Problem description — What you return should be every record, retyped without a single change.

** Listed entries follows **

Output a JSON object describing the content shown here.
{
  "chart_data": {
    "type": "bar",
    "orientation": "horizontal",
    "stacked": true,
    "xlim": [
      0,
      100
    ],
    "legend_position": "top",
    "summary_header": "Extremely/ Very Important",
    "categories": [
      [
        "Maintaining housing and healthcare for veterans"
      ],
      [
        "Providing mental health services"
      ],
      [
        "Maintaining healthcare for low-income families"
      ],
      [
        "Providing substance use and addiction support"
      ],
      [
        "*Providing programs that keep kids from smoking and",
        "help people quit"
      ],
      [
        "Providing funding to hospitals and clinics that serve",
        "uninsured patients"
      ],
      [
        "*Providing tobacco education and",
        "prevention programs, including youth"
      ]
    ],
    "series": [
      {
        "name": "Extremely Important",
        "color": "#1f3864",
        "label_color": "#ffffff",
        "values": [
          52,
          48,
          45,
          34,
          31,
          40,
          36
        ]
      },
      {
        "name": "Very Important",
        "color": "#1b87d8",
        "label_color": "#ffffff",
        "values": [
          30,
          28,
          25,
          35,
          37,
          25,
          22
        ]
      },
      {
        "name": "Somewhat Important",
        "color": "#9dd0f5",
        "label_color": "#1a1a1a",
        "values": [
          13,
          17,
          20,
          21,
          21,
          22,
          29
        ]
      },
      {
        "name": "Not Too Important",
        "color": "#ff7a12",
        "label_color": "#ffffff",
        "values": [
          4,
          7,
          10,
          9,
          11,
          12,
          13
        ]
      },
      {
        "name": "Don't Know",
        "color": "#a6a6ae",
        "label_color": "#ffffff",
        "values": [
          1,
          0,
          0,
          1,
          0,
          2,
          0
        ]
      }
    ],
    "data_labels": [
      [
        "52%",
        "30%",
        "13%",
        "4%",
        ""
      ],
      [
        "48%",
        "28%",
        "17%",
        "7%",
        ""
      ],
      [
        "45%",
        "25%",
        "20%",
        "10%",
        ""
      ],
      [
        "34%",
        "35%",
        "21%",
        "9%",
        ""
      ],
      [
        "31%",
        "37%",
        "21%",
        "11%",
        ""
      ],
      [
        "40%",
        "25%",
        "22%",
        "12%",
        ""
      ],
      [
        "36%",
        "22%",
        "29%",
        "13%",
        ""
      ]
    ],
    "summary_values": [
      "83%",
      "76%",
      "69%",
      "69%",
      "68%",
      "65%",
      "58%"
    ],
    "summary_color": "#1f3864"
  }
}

** End of Listed entries **

The answer —
Output a JSON object describing the content shown here.
{
  "chart_data": {
    "type": "bar",
    "orientation": "horizontal",
    "stacked": true,
    "xlim": [
      0,
      100
    ],
    "legend_position": "top",
    "summary_header": "Extremely/ Very Important",
    "categories": [
      [
        "Maintaining housing and healthcare for veterans"
      ],
      [
        "Providing mental health services"
      ],
      [
        "Maintaining healthcare for low-income families"
      ],
      [
        "Providing substance use and addiction support"
      ],
      [
        "*Providing programs that keep kids from smoking and",
        "help people quit"
      ],
      [
        "Providing funding to hospitals and clinics that serve",
        "uninsured patients"
      ],
      [
        "*Providing tobacco education and",
        "prevention programs, including youth"
      ]
    ],
    "series": [
      {
        "name": "Extremely Important",
        "color": "#1f3864",
        "label_color": "#ffffff",
        "values": [
          52,
          48,
          45,
          34,
          31,
          40,
          36
        ]
      },
      {
        "name": "Very Important",
        "color": "#1b87d8",
        "label_color": "#ffffff",
        "values": [
          30,
          28,
          25,
          35,
          37,
          25,
          22
        ]
      },
      {
        "name": "Somewhat Important",
        "color": "#9dd0f5",
        "label_color": "#1a1a1a",
        "values": [
          13,
          17,
          20,
          21,
          21,
          22,
          29
        ]
      },
      {
        "name": "Not Too Important",
        "color": "#ff7a12",
        "label_color": "#ffffff",
        "values": [
          4,
          7,
          10,
          9,
          11,
          12,
          13
        ]
      },
      {
        "name": "Don't Know",
        "color": "#a6a6ae",
        "label_color": "#ffffff",
        "values": [
          1,
          0,
          0,
          1,
          0,
          2,
          0
        ]
      }
    ],
    "data_labels": [
      [
        "52%",
        "30%",
        "13%",
        "4%",
        ""
      ],
      [
        "48%",
        "28%",
        "17%",
        "7%",
        ""
      ],
      [
        "45%",
        "25%",
        "20%",
        "10%",
        ""
      ],
      [
        "34%",
        "35%",
        "21%",
        "9%",
        ""
      ],
      [
        "31%",
        "37%",
        "21%",
        "11%",
        ""
      ],
      [
        "40%",
        "25%",
        "22%",
        "12%",
        ""
      ],
      [
        "36%",
        "22%",
        "29%",
        "13%",
        ""
      ]
    ],
    "summary_values": [
      "83%",
      "76%",
      "69%",
      "69%",
      "68%",
      "65%",
      "58%"
    ],
    "summary_color": "#1f3864"
  }
}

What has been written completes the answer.